**Information provided:**
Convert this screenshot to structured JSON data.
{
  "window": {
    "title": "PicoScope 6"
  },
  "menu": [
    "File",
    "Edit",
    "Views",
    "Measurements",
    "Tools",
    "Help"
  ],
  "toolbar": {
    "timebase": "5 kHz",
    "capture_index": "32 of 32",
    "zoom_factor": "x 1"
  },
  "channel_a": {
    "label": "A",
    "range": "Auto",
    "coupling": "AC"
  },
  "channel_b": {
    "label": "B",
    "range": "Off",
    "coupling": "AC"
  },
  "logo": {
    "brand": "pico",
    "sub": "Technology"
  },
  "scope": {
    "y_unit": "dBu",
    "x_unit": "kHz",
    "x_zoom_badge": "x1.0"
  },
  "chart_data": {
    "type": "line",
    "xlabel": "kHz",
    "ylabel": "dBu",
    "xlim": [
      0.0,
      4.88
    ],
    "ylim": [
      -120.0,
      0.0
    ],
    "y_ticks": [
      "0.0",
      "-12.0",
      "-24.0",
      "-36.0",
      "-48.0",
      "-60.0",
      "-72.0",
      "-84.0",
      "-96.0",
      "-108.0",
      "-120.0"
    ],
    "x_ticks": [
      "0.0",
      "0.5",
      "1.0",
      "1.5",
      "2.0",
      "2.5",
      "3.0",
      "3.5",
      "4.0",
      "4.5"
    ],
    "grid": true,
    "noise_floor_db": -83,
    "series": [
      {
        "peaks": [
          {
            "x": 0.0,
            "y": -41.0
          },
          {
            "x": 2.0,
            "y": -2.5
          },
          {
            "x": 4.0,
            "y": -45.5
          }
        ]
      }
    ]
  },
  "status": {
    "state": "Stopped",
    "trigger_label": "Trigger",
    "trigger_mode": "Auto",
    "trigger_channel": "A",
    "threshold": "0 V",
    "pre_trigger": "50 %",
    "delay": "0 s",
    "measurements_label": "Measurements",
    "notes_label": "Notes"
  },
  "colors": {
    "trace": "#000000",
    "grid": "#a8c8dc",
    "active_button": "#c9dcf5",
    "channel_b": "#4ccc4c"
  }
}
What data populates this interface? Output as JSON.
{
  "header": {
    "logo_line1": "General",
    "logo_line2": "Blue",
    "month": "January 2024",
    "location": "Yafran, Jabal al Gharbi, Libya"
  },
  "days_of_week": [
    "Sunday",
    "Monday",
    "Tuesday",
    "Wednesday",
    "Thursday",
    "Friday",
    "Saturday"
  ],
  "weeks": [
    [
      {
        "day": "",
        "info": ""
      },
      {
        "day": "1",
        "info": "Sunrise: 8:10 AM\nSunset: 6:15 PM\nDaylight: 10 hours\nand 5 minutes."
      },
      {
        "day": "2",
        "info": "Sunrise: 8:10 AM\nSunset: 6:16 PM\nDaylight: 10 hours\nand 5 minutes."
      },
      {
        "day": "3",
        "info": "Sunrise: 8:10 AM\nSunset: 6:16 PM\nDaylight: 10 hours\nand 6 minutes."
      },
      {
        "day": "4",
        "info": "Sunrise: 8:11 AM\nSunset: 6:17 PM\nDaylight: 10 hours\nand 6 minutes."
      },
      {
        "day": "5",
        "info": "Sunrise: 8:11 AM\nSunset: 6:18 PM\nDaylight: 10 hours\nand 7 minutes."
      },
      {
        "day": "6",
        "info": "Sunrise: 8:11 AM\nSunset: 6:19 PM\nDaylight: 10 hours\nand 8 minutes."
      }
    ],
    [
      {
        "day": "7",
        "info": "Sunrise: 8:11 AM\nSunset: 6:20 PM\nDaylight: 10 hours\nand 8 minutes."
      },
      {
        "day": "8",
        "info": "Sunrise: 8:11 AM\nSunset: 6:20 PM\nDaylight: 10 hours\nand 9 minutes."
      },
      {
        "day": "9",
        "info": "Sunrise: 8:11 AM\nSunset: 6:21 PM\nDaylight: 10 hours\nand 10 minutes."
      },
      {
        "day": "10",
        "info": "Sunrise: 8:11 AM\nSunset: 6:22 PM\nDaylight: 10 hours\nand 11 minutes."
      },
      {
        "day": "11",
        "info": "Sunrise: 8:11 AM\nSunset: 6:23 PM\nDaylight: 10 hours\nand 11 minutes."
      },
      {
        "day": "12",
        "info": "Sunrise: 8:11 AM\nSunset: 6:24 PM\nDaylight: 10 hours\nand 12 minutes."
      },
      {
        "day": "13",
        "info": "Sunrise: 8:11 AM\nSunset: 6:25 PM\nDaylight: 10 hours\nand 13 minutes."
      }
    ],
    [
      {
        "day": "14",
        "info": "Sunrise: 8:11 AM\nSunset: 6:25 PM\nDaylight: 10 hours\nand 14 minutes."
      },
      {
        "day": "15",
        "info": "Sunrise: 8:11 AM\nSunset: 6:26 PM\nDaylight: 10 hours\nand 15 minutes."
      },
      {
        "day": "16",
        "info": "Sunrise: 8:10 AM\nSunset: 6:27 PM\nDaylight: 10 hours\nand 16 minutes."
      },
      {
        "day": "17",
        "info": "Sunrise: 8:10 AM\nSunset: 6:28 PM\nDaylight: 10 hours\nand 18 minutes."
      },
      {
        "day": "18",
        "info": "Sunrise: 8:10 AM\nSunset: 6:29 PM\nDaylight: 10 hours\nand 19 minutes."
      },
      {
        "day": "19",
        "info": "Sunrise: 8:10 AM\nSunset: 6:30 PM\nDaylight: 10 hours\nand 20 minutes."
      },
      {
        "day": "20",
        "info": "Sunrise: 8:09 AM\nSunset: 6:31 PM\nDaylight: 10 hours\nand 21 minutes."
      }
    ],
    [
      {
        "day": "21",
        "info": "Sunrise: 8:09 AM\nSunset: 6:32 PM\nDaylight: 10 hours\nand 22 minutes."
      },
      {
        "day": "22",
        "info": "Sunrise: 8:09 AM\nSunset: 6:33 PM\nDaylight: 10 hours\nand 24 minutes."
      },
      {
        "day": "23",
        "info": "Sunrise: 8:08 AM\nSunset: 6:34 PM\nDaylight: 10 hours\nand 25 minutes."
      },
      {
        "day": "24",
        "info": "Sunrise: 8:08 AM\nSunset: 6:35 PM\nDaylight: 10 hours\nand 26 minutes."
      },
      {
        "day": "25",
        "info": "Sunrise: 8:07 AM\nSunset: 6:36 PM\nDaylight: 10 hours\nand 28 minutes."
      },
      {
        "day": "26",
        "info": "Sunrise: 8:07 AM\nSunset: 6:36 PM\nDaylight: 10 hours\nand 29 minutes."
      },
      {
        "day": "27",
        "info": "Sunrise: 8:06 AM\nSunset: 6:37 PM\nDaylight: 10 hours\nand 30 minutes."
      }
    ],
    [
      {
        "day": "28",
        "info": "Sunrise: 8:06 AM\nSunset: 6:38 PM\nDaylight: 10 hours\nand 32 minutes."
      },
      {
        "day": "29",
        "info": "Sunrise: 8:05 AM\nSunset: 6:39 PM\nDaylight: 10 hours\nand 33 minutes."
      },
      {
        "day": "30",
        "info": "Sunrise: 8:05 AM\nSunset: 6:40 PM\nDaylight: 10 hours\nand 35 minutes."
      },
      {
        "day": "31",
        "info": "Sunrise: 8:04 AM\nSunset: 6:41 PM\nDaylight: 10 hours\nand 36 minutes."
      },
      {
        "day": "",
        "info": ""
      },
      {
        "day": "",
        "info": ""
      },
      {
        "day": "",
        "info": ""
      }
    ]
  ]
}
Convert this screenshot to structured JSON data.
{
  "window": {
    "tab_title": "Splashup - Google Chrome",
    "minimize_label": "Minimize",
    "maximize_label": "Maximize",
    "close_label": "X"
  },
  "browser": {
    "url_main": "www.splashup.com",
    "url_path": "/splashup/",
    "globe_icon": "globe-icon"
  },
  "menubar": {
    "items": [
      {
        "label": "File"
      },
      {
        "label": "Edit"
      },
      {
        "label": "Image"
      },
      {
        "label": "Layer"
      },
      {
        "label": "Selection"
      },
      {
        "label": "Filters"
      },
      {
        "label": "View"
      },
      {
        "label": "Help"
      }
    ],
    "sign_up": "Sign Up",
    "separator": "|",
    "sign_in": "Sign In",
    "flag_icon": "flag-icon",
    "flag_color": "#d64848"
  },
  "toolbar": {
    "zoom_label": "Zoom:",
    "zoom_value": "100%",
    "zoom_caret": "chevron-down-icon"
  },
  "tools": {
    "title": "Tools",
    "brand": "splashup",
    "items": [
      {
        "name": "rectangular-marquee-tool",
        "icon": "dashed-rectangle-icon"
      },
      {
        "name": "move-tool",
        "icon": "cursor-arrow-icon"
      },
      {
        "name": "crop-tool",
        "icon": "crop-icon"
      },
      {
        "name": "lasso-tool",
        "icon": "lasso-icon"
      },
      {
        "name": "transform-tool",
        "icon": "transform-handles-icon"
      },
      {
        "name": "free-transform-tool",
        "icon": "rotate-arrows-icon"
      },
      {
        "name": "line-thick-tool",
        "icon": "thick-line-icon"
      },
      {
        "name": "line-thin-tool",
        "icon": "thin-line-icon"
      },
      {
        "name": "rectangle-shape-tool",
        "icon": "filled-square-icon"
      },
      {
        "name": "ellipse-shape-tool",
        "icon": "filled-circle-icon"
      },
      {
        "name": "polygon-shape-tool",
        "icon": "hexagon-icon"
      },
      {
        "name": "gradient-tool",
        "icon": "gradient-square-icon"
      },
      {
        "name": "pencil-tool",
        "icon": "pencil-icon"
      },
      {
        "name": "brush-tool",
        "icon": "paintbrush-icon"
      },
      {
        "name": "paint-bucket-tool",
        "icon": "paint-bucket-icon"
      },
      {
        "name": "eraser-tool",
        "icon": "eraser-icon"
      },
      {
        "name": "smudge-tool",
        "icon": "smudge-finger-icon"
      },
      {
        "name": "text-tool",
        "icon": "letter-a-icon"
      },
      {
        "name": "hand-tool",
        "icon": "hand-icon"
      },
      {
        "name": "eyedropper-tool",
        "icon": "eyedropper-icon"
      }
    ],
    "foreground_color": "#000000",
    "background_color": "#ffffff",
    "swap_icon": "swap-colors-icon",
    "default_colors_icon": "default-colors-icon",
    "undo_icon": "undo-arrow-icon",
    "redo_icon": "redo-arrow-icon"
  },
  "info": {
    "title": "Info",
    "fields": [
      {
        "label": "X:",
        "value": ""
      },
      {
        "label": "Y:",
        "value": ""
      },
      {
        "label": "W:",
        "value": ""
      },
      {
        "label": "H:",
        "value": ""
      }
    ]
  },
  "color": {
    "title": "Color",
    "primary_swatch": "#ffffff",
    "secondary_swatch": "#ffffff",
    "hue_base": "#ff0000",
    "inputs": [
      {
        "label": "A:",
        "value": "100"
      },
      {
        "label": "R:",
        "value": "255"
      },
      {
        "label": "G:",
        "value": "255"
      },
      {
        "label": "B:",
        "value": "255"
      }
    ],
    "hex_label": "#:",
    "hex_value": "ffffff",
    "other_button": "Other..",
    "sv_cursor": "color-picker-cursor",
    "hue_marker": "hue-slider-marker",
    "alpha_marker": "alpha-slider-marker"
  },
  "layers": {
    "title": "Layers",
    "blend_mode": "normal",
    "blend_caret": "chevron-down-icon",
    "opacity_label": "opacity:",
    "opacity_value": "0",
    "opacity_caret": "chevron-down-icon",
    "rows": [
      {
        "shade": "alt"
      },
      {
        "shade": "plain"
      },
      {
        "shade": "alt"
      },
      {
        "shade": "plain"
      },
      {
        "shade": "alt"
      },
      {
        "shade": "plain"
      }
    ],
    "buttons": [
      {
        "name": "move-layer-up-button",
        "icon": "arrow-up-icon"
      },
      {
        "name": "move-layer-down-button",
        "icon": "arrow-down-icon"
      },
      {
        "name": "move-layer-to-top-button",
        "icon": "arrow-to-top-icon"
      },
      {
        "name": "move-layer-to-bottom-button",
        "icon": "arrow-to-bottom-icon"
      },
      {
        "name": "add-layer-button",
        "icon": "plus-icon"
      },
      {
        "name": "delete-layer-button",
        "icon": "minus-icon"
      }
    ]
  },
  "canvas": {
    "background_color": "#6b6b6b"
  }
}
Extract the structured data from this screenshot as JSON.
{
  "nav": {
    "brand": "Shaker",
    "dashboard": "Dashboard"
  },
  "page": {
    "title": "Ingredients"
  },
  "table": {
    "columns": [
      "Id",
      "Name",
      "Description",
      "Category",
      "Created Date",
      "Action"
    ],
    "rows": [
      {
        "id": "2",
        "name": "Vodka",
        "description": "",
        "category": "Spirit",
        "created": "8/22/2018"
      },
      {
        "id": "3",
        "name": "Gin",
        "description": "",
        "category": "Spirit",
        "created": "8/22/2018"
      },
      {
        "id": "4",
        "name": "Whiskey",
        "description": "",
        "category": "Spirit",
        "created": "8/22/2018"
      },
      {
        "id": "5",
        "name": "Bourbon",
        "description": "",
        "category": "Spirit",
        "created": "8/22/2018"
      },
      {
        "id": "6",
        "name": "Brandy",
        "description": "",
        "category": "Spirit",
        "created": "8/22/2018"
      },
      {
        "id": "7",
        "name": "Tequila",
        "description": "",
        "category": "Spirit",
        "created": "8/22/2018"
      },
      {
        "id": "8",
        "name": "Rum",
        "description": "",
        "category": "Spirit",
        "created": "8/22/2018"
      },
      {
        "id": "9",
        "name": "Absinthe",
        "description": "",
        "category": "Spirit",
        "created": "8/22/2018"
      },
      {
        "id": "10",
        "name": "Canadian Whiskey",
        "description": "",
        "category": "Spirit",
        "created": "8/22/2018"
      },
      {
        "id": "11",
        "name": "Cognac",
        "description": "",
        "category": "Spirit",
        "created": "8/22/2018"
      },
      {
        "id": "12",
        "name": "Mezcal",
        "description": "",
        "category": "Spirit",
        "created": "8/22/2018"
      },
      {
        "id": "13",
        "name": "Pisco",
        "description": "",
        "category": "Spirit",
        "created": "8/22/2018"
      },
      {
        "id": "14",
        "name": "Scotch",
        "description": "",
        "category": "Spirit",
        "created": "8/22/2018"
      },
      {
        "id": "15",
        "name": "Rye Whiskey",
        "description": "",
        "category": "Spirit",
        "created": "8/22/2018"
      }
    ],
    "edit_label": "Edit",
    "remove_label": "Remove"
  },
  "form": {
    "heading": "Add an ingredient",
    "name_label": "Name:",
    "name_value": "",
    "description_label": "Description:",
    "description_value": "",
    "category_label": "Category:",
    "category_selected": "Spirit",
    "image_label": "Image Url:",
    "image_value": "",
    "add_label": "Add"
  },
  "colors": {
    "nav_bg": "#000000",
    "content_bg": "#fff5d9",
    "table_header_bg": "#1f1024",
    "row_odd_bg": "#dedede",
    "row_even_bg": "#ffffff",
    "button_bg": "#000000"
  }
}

**Prompt:**
Report the number of lines above containing the word "filled", with no other text.

**Output for this task:**
2